Entries taken from a collection:
════

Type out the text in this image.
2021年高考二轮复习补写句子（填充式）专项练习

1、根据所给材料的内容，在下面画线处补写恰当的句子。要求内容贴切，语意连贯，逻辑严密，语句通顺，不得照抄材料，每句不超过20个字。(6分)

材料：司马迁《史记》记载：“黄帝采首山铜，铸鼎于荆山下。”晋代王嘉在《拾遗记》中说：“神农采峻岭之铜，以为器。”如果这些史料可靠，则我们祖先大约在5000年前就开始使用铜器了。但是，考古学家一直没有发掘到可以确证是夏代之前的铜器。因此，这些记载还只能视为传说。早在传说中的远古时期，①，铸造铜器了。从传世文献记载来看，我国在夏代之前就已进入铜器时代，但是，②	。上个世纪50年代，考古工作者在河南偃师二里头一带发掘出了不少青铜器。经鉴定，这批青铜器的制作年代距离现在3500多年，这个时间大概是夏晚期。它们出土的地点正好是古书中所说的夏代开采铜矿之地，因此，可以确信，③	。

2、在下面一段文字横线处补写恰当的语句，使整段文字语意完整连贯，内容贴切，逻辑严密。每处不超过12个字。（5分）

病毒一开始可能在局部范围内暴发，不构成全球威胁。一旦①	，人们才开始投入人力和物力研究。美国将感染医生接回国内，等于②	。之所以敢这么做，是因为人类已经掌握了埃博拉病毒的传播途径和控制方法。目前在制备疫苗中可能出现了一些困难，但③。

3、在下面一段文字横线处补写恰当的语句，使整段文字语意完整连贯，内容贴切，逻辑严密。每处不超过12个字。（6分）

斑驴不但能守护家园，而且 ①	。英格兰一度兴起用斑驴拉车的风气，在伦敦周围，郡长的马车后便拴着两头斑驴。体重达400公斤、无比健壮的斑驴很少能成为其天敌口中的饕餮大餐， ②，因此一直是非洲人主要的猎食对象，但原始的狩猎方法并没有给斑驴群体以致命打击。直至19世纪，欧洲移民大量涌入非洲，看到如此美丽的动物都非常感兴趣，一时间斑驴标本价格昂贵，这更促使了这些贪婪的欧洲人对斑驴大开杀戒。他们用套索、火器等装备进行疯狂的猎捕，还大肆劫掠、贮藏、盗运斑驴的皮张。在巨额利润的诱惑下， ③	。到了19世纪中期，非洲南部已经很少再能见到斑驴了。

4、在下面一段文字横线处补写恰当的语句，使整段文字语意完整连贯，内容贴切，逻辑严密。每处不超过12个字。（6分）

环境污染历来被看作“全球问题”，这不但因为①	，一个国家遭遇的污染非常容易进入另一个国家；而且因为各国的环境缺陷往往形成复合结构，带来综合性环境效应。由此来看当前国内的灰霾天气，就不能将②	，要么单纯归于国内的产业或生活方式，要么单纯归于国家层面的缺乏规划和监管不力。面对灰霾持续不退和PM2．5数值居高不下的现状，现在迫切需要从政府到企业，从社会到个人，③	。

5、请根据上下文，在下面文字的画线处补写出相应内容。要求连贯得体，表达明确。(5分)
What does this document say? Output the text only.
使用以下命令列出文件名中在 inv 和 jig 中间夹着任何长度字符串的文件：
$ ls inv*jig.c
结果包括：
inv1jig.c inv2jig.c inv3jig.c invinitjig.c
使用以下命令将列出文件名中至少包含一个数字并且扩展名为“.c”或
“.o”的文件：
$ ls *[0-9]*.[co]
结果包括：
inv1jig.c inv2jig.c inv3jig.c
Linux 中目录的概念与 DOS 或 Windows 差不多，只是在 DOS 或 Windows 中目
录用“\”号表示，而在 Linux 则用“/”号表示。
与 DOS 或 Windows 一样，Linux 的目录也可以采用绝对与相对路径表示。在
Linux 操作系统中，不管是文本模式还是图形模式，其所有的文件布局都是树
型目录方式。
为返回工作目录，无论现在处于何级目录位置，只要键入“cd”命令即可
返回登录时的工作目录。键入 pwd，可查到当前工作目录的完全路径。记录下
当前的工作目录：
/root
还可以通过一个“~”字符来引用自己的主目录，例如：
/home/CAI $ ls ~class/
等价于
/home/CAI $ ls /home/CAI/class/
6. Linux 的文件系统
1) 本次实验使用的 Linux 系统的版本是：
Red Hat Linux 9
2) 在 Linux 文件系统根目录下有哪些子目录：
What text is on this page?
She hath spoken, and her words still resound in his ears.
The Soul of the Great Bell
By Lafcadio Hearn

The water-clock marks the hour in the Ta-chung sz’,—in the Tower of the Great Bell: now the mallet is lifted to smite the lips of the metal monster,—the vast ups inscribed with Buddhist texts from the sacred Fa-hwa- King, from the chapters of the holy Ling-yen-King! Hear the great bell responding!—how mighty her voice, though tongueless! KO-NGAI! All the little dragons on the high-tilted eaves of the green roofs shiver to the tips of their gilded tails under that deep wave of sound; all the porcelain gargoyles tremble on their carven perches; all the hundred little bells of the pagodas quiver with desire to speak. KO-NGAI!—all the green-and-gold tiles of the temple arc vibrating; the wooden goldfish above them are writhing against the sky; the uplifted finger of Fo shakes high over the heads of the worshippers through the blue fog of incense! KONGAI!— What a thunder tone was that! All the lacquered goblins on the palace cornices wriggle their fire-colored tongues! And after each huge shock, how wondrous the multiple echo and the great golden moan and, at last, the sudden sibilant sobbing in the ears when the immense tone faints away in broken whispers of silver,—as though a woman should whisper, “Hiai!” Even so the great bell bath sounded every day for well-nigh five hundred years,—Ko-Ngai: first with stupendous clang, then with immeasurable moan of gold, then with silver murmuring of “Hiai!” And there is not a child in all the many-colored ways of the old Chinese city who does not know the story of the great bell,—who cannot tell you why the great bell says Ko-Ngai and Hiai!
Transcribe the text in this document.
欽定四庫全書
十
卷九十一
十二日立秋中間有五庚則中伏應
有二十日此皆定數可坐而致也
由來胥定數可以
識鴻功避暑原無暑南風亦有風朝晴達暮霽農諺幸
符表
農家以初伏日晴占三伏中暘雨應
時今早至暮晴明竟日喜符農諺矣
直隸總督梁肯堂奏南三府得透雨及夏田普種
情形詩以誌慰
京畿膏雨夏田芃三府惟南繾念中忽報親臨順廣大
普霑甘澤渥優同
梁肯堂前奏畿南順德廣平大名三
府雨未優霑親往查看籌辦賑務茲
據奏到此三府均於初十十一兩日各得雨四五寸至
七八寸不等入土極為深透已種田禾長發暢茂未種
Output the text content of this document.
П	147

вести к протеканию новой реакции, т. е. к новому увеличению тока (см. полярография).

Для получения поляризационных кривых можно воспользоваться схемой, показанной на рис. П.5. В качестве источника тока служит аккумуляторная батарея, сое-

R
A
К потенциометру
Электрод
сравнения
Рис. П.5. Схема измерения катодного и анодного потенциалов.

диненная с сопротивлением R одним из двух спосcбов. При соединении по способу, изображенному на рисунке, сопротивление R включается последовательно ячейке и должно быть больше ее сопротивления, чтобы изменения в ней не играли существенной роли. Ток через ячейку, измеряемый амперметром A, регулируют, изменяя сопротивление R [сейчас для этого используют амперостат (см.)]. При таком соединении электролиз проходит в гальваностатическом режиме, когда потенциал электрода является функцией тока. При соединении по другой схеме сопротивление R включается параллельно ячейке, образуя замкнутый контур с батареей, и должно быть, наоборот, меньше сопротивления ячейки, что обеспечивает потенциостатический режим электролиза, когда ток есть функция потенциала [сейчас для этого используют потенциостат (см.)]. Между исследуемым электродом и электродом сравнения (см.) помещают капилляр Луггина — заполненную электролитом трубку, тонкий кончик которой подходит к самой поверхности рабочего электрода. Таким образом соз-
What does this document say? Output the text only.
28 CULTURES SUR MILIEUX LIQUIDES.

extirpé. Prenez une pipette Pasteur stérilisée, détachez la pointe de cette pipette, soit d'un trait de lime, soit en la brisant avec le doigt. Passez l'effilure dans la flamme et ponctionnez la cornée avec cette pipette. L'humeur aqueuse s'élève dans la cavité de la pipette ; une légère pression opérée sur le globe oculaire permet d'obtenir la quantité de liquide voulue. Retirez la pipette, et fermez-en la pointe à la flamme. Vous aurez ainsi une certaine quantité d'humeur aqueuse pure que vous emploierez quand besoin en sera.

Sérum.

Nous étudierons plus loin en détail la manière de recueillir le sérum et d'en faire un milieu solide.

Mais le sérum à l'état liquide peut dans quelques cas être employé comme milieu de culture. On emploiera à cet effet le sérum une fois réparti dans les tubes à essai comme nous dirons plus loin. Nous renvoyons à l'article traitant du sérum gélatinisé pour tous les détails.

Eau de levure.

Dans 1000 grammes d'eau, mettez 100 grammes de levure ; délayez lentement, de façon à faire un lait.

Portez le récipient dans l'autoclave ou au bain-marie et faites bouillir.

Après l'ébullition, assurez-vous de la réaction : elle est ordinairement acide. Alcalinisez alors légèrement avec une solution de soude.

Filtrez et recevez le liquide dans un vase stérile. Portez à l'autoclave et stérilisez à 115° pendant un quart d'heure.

════

WRITTEN EXERCISE:
How many lines in the listing contain "Linux"? Answer with the number alone.

TASK RESULT:
8